→ **WHAT NEEDS TO BE DONE**:
Look over the lines below. Report each one that includes the string "Scrum".
┌─ INFORMATION GIVEN
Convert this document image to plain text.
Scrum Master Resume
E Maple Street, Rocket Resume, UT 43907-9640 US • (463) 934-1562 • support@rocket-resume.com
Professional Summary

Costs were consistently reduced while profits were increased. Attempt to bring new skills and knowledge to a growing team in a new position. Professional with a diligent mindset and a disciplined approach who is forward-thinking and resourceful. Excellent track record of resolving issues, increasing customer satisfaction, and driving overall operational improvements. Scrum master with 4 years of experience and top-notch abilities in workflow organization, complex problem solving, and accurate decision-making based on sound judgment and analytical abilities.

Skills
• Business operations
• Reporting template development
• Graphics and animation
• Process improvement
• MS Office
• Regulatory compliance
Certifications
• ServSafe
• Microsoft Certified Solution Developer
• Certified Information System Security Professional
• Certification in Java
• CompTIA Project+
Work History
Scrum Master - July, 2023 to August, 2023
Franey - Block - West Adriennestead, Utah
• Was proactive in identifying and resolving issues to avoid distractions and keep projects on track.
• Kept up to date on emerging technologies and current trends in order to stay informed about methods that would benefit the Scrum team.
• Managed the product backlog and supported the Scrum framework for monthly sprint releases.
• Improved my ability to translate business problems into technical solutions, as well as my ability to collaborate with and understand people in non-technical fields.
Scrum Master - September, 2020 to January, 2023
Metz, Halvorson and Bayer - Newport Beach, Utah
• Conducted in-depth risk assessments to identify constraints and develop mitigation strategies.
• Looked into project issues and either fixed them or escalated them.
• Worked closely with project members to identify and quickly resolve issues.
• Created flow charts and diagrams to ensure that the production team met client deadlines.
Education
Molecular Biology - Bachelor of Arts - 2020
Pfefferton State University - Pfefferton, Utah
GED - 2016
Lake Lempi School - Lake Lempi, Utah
└─
→ **WORKED SOLUTION**:
Scrum Master Resume
Costs were consistently reduced while profits were increased. Attempt to bring new skills and knowledge to a growing team in a new position. Professional with a diligent mindset and a disciplined approach who is forward-thinking and resourceful. Excellent track record of resolving issues, increasing customer satisfaction, and driving overall operational improvements. Scrum master with 4 years of experience and top-notch abilities in workflow organization, complex problem solving, and accurate decision-making based on sound judgment and analytical abilities.
Scrum Master - July, 2023 to August, 2023
• Kept up to date on emerging technologies and current trends in order to stay informed about methods that would benefit the Scrum team.
• Managed the product backlog and supported the Scrum framework for monthly sprint releases.
Scrum Master - September, 2020 to January, 2023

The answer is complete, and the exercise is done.